▶ _WHAT THE TASK ASKS_
Exclude the pictures, then copy all remaining records exactly.

▶ _MATERIAL FOR THIS EXERCISE_
..............................
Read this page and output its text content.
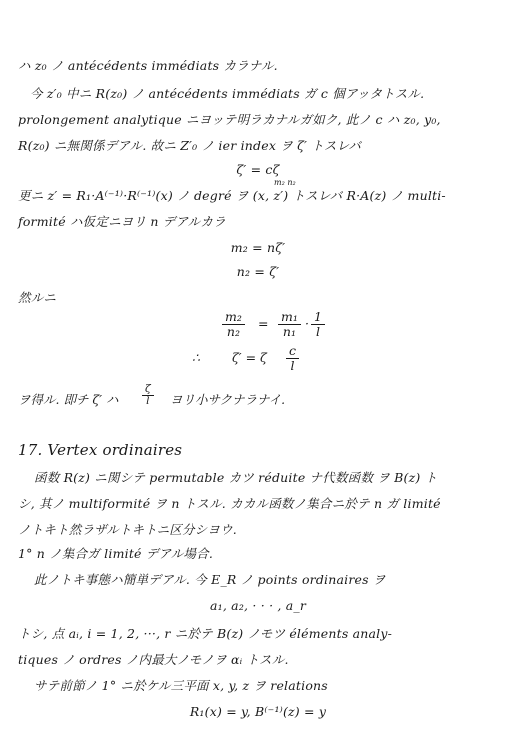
ハ z₀ ノ antécédents immédiats カラナル.
今 z′₀ 中ニ R(z₀) ノ antécédents immédiats ガ c 個アッタトスル.
prolongement analytique ニヨッテ明ラカナルガ如ク, 此ノ c ハ z₀, y₀,
R(z₀) ニ無関係デアル. 故ニ Z′₀ ノ ier index ヲ ζ′ トスレバ
ζ′ = cζ
m₂ n₂
更ニ z′ = R₁·A⁽⁻¹⁾·R⁽⁻¹⁾(x) ノ degré ヲ (x, z′) トスレバ R·A(z) ノ multi-
formité ハ仮定ニヨリ n デアルカラ
m₂ = nζ′
n₂ = ζ′
然ルニ
m₂
n₂
= m₁
n₁
· 1
l
∴	ζ′ = ζ c
l
ヲ得ル. 即チ ζ′ ハ
ζ
l	ヨリ小サクナラナイ.
17. Vertex ordinaires
函数 R(z) ニ関シテ permutable カツ réduite ナ代数函数 ヲ B(z) ト
シ, 其ノ multiformité ヲ n トスル. カカル函数ノ集合ニ於テ n ガ limité
ノトキト然ラザルトキトニ区分シヨウ.
1° n ノ集合ガ limité デアル場合.
此ノトキ事態ハ簡単デアル. 今 E_R ノ points ordinaires ヲ
a₁, a₂, · · · , a_r
トシ, 点 aᵢ, i = 1, 2, ···, r ニ於テ B(z) ノモツ éléments analy-
tiques ノ ordres ノ内最大ノモノヲ αᵢ トスル.
サテ前節ノ 1° ニ於ケル三平面 x, y, z ヲ relations
R₁(x) = y, B⁽⁻¹⁾(z) = y
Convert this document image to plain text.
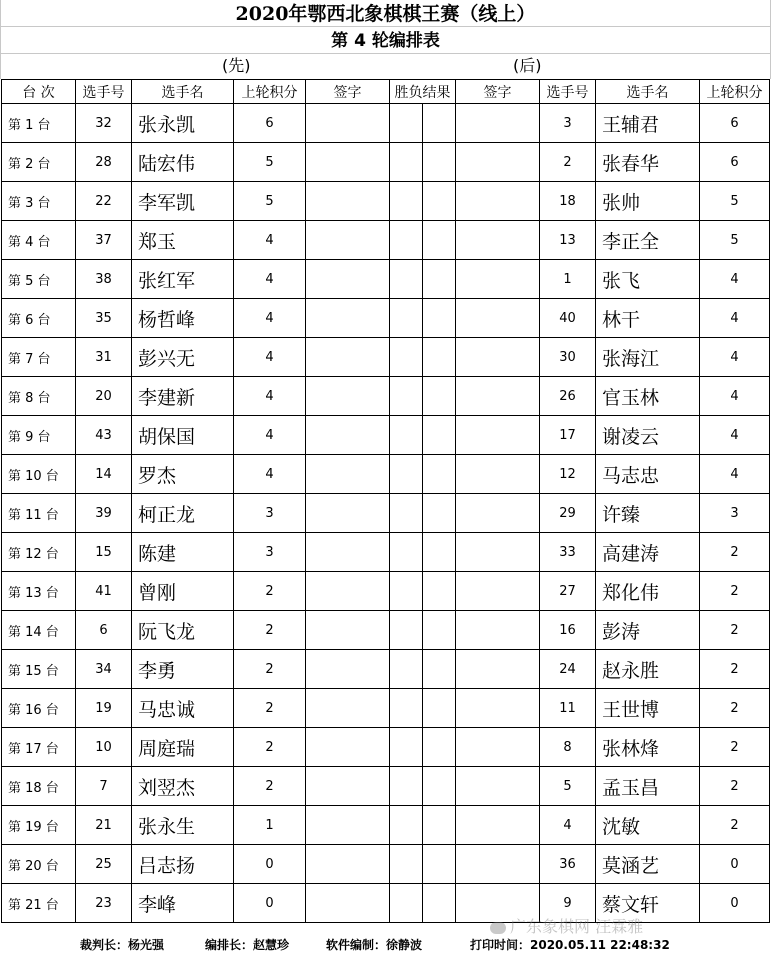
2020年鄂西北象棋棋王赛（线上）
第 4 轮编排表
(先)	(后)
台 次	选手号	选手名	上轮积分	签字	胜负结果		签字	选手号	选手名	上轮积分
第 1 台	32	张永凯	6					3	王辅君	6
第 2 台	28	陆宏伟	5					2	张春华	6
第 3 台	22	李军凯	5					18	张帅	5
第 4 台	37	郑玉	4					13	李正全	5
第 5 台	38	张红军	4					1	张飞	4
第 6 台	35	杨哲峰	4					40	林干	4
第 7 台	31	彭兴无	4					30	张海江	4
第 8 台	20	李建新	4					26	官玉林	4
第 9 台	43	胡保国	4					17	谢凌云	4
第 10 台	14	罗杰	4					12	马志忠	4
第 11 台	39	柯正龙	3					29	许臻	3
第 12 台	15	陈建	3					33	高建涛	2
第 13 台	41	曾刚	2					27	郑化伟	2
第 14 台	6	阮飞龙	2					16	彭涛	2
第 15 台	34	李勇	2					24	赵永胜	2
第 16 台	19	马忠诚	2					11	王世博	2
第 17 台	10	周庭瑞	2					8	张林烽	2
第 18 台	7	刘翌杰	2					5	孟玉昌	2
第 19 台	21	张永生	1					4	沈敏	2
第 20 台	25	吕志扬	0					36	莫涵艺	0
第 21 台	23	李峰	0					9	蔡文轩	0
裁判长：杨光强	编排长：赵慧珍	软件编制：徐静波	打印时间：2020.05.11 22:48:32
广东象棋网 汪霖雅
..............................
▶ _SOLUTION FOR THIS TASK_
Read this page and output its text content.
ハ z₀ ノ antécédents immédiats カラナル.
今 z′₀ 中ニ R(z₀) ノ antécédents immédiats ガ c 個アッタトスル.
prolongement analytique ニヨッテ明ラカナルガ如ク, 此ノ c ハ z₀, y₀,
R(z₀) ニ無関係デアル. 故ニ Z′₀ ノ ier index ヲ ζ′ トスレバ
ζ′ = cζ
m₂ n₂
更ニ z′ = R₁·A⁽⁻¹⁾·R⁽⁻¹⁾(x) ノ degré ヲ (x, z′) トスレバ R·A(z) ノ multi-
formité ハ仮定ニヨリ n デアルカラ
m₂ = nζ′
n₂ = ζ′
然ルニ
m₂
n₂
= m₁
n₁
· 1
l
∴	ζ′ = ζ c
l
ヲ得ル. 即チ ζ′ ハ
ζ
l	ヨリ小サクナラナイ.
17. Vertex ordinaires
函数 R(z) ニ関シテ permutable カツ réduite ナ代数函数 ヲ B(z) ト
シ, 其ノ multiformité ヲ n トスル. カカル函数ノ集合ニ於テ n ガ limité
ノトキト然ラザルトキトニ区分シヨウ.
1° n ノ集合ガ limité デアル場合.
此ノトキ事態ハ簡単デアル. 今 E_R ノ points ordinaires ヲ
a₁, a₂, · · · , a_r
トシ, 点 aᵢ, i = 1, 2, ···, r ニ於テ B(z) ノモツ éléments analy-
tiques ノ ordres ノ内最大ノモノヲ αᵢ トスル.
サテ前節ノ 1° ニ於ケル三平面 x, y, z ヲ relations
R₁(x) = y, B⁽⁻¹⁾(z) = y
Convert this document image to plain text.
2020年鄂西北象棋棋王赛（线上）
第 4 轮编排表
(先)	(后)
台 次	选手号	选手名	上轮积分	签字	胜负结果		签字	选手号	选手名	上轮积分
第 1 台	32	张永凯	6					3	王辅君	6
第 2 台	28	陆宏伟	5					2	张春华	6
第 3 台	22	李军凯	5					18	张帅	5
第 4 台	37	郑玉	4					13	李正全	5
第 5 台	38	张红军	4					1	张飞	4
第 6 台	35	杨哲峰	4					40	林干	4
第 7 台	31	彭兴无	4					30	张海江	4
第 8 台	20	李建新	4					26	官玉林	4
第 9 台	43	胡保国	4					17	谢凌云	4
第 10 台	14	罗杰	4					12	马志忠	4
第 11 台	39	柯正龙	3					29	许臻	3
第 12 台	15	陈建	3					33	高建涛	2
第 13 台	41	曾刚	2					27	郑化伟	2
第 14 台	6	阮飞龙	2					16	彭涛	2
第 15 台	34	李勇	2					24	赵永胜	2
第 16 台	19	马忠诚	2					11	王世博	2
第 17 台	10	周庭瑞	2					8	张林烽	2
第 18 台	7	刘翌杰	2					5	孟玉昌	2
第 19 台	21	张永生	1					4	沈敏	2
第 20 台	25	吕志扬	0					36	莫涵艺	0
第 21 台	23	李峰	0					9	蔡文轩	0
裁判长：杨光强	编排长：赵慧珍	软件编制：徐静波	打印时间：2020.05.11 22:48:32
广东象棋网 汪霖雅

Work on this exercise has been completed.